── INPUT
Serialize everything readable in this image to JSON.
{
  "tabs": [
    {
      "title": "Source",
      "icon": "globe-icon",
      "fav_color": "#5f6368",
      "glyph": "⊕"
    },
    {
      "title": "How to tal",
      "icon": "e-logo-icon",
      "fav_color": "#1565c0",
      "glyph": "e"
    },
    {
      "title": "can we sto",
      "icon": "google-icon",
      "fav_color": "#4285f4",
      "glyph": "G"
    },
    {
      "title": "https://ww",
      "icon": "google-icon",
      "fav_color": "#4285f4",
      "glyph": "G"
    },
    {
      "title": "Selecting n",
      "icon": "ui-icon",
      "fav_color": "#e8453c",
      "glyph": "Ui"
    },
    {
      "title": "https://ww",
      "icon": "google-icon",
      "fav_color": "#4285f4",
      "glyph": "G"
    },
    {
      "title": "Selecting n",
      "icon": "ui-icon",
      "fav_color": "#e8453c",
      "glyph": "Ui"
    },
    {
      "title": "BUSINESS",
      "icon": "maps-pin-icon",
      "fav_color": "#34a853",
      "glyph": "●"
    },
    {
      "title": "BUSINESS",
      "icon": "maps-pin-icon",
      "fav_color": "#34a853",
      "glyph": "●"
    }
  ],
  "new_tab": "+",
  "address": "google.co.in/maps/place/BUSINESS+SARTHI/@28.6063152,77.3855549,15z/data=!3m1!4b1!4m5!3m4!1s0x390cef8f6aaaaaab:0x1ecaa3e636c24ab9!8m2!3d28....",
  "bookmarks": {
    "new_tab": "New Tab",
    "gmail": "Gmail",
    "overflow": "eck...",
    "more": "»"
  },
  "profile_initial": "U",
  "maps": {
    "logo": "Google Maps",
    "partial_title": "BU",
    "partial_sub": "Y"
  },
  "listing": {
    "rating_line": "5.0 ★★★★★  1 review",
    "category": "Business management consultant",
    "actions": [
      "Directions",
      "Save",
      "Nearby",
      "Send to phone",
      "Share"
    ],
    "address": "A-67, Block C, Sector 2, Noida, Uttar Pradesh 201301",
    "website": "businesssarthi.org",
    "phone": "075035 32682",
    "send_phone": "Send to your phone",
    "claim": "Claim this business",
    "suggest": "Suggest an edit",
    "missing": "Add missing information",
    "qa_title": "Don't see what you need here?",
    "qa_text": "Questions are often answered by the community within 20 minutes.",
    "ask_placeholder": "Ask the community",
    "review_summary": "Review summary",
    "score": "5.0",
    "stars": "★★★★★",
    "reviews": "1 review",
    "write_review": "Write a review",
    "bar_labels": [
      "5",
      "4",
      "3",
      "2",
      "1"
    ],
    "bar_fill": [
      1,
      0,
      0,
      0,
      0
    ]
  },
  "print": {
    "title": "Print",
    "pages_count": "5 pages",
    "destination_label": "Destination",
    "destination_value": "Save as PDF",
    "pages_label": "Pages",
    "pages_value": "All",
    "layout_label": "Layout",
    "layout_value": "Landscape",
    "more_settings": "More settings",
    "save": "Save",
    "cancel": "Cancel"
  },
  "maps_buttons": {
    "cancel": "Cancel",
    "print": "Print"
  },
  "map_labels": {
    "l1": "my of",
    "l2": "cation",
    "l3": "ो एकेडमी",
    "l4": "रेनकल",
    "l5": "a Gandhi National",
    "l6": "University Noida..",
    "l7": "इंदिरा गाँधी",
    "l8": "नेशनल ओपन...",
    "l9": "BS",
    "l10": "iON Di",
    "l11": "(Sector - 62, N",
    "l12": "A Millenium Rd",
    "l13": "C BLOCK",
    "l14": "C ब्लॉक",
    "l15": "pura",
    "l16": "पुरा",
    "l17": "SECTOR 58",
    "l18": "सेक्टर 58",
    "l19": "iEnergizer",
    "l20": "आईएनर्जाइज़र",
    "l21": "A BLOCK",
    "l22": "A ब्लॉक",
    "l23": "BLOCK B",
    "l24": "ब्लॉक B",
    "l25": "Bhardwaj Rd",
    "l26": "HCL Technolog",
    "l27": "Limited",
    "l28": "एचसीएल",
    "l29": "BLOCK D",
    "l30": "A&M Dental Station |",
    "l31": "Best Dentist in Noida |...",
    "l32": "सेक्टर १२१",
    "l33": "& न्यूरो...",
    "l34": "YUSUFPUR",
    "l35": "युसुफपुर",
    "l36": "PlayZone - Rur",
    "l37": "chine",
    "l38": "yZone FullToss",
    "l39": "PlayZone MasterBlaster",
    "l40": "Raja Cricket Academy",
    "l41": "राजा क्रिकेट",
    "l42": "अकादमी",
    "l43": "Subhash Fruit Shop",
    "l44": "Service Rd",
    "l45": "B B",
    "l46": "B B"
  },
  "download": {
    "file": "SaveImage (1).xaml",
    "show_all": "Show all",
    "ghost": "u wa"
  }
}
────
Copy out the material word for word and line for line.

**RESULT BELOW**
Serialize everything readable in this image to JSON.
{
  "tabs": [
    {
      "title": "Source",
      "icon": "globe-icon",
      "fav_color": "#5f6368",
      "glyph": "⊕"
    },
    {
      "title": "How to tal",
      "icon": "e-logo-icon",
      "fav_color": "#1565c0",
      "glyph": "e"
    },
    {
      "title": "can we sto",
      "icon": "google-icon",
      "fav_color": "#4285f4",
      "glyph": "G"
    },
    {
      "title": "https://ww",
      "icon": "google-icon",
      "fav_color": "#4285f4",
      "glyph": "G"
    },
    {
      "title": "Selecting n",
      "icon": "ui-icon",
      "fav_color": "#e8453c",
      "glyph": "Ui"
    },
    {
      "title": "https://ww",
      "icon": "google-icon",
      "fav_color": "#4285f4",
      "glyph": "G"
    },
    {
      "title": "Selecting n",
      "icon": "ui-icon",
      "fav_color": "#e8453c",
      "glyph": "Ui"
    },
    {
      "title": "BUSINESS",
      "icon": "maps-pin-icon",
      "fav_color": "#34a853",
      "glyph": "●"
    },
    {
      "title": "BUSINESS",
      "icon": "maps-pin-icon",
      "fav_color": "#34a853",
      "glyph": "●"
    }
  ],
  "new_tab": "+",
  "address": "google.co.in/maps/place/BUSINESS+SARTHI/@28.6063152,77.3855549,15z/data=!3m1!4b1!4m5!3m4!1s0x390cef8f6aaaaaab:0x1ecaa3e636c24ab9!8m2!3d28....",
  "bookmarks": {
    "new_tab": "New Tab",
    "gmail": "Gmail",
    "overflow": "eck...",
    "more": "»"
  },
  "profile_initial": "U",
  "maps": {
    "logo": "Google Maps",
    "partial_title": "BU",
    "partial_sub": "Y"
  },
  "listing": {
    "rating_line": "5.0 ★★★★★  1 review",
    "category": "Business management consultant",
    "actions": [
      "Directions",
      "Save",
      "Nearby",
      "Send to phone",
      "Share"
    ],
    "address": "A-67, Block C, Sector 2, Noida, Uttar Pradesh 201301",
    "website": "businesssarthi.org",
    "phone": "075035 32682",
    "send_phone": "Send to your phone",
    "claim": "Claim this business",
    "suggest": "Suggest an edit",
    "missing": "Add missing information",
    "qa_title": "Don't see what you need here?",
    "qa_text": "Questions are often answered by the community within 20 minutes.",
    "ask_placeholder": "Ask the community",
    "review_summary": "Review summary",
    "score": "5.0",
    "stars": "★★★★★",
    "reviews": "1 review",
    "write_review": "Write a review",
    "bar_labels": [
      "5",
      "4",
      "3",
      "2",
      "1"
    ],
    "bar_fill": [
      1,
      0,
      0,
      0,
      0
    ]
  },
  "print": {
    "title": "Print",
    "pages_count": "5 pages",
    "destination_label": "Destination",
    "destination_value": "Save as PDF",
    "pages_label": "Pages",
    "pages_value": "All",
    "layout_label": "Layout",
    "layout_value": "Landscape",
    "more_settings": "More settings",
    "save": "Save",
    "cancel": "Cancel"
  },
  "maps_buttons": {
    "cancel": "Cancel",
    "print": "Print"
  },
  "map_labels": {
    "l1": "my of",
    "l2": "cation",
    "l3": "ो एकेडमी",
    "l4": "रेनकल",
    "l5": "a Gandhi National",
    "l6": "University Noida..",
    "l7": "इंदिरा गाँधी",
    "l8": "नेशनल ओपन...",
    "l9": "BS",
    "l10": "iON Di",
    "l11": "(Sector - 62, N",
    "l12": "A Millenium Rd",
    "l13": "C BLOCK",
    "l14": "C ब्लॉक",
    "l15": "pura",
    "l16": "पुरा",
    "l17": "SECTOR 58",
    "l18": "सेक्टर 58",
    "l19": "iEnergizer",
    "l20": "आईएनर्जाइज़र",
    "l21": "A BLOCK",
    "l22": "A ब्लॉक",
    "l23": "BLOCK B",
    "l24": "ब्लॉक B",
    "l25": "Bhardwaj Rd",
    "l26": "HCL Technolog",
    "l27": "Limited",
    "l28": "एचसीएल",
    "l29": "BLOCK D",
    "l30": "A&M Dental Station |",
    "l31": "Best Dentist in Noida |...",
    "l32": "सेक्टर १२१",
    "l33": "& न्यूरो...",
    "l34": "YUSUFPUR",
    "l35": "युसुफपुर",
    "l36": "PlayZone - Rur",
    "l37": "chine",
    "l38": "yZone FullToss",
    "l39": "PlayZone MasterBlaster",
    "l40": "Raja Cricket Academy",
    "l41": "राजा क्रिकेट",
    "l42": "अकादमी",
    "l43": "Subhash Fruit Shop",
    "l44": "Service Rd",
    "l45": "B B",
    "l46": "B B"
  },
  "download": {
    "file": "SaveImage (1).xaml",
    "show_all": "Show all",
    "ghost": "u wa"
  }
}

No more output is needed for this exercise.